→ Exercise goal: Each line from the one containing "Output a JSON" through the one containing "Enumerate this chart's" must be echoed exactly, endpoints included, and every other line omitted.
** Start **
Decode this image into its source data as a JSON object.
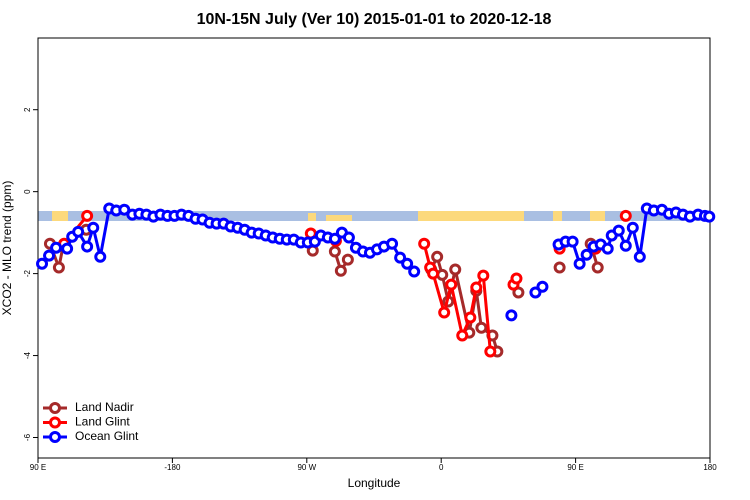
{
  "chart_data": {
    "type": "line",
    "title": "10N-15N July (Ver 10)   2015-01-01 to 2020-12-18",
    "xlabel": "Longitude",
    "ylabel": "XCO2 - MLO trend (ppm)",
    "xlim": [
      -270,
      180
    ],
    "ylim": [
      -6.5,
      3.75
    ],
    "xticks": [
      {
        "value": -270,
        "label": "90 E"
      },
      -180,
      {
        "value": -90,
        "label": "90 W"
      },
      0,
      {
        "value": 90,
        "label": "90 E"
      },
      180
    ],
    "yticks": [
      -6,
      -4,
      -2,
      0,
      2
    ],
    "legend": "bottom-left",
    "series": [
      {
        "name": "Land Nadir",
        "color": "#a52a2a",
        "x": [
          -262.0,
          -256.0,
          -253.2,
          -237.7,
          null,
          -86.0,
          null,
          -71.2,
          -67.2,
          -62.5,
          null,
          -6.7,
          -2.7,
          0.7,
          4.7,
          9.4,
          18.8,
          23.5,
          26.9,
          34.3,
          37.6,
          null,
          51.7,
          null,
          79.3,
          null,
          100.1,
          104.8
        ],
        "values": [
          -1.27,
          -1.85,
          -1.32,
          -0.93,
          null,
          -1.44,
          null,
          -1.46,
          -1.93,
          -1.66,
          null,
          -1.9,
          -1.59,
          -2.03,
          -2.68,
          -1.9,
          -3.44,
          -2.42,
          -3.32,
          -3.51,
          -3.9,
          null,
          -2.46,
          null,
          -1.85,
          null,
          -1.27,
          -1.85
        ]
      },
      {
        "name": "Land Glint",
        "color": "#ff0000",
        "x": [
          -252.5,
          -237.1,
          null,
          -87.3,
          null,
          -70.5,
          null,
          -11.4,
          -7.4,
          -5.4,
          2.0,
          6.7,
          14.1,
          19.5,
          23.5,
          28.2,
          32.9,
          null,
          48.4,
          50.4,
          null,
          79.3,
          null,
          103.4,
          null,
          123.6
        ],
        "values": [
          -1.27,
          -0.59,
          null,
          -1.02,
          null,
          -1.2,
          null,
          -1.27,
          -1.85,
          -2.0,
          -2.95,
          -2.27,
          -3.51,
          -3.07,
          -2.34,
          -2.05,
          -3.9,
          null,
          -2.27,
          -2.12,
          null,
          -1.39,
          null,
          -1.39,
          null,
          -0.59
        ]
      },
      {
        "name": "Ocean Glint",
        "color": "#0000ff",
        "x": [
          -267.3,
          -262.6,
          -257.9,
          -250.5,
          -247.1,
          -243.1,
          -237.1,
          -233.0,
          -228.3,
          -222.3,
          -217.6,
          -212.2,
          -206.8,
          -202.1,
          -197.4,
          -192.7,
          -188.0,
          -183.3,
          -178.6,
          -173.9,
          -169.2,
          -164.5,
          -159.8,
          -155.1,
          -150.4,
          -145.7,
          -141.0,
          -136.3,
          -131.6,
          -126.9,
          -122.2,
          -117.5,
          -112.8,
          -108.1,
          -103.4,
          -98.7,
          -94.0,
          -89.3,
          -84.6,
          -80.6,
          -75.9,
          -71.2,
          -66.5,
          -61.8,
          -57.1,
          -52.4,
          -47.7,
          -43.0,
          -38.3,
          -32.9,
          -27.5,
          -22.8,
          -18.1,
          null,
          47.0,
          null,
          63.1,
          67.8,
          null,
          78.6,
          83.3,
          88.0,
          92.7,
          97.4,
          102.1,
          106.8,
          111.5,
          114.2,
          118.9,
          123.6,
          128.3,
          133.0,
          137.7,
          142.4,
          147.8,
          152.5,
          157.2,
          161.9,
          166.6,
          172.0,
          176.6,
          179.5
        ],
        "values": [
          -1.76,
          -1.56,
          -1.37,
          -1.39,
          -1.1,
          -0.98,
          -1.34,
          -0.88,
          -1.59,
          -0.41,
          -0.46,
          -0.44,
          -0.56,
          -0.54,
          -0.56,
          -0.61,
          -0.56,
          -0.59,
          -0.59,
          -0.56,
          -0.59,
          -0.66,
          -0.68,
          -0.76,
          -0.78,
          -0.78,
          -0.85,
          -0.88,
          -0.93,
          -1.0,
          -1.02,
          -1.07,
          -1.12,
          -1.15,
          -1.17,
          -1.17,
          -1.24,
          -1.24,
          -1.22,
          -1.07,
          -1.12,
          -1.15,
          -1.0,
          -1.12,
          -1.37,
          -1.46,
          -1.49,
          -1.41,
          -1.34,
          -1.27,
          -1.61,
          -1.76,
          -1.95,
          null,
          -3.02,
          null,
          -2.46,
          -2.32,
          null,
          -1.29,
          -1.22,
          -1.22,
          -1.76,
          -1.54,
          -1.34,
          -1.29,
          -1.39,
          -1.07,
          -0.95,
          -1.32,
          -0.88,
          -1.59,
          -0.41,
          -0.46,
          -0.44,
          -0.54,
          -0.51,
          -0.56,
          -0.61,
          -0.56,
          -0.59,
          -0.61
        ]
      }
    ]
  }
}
** End **
** Start **
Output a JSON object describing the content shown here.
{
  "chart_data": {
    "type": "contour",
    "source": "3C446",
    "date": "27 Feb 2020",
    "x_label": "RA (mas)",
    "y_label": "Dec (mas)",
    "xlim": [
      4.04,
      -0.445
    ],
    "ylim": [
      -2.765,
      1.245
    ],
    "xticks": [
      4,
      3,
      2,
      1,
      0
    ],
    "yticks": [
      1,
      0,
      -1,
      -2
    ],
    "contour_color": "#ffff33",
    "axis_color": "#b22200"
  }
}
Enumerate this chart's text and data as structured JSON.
** End **
→ Full solution:
Output a JSON object describing the content shown here.
{
  "chart_data": {
    "type": "contour",
    "source": "3C446",
    "date": "27 Feb 2020",
    "x_label": "RA (mas)",
    "y_label": "Dec (mas)",
    "xlim": [
      4.04,
      -0.445
    ],
    "ylim": [
      -2.765,
      1.245
    ],
    "xticks": [
      4,
      3,
      2,
      1,
      0
    ],
    "yticks": [
      1,
      0,
      -1,
      -2
    ],
    "contour_color": "#ffff33",
    "axis_color": "#b22200"
  }
}
Enumerate this chart's text and data as structured JSON.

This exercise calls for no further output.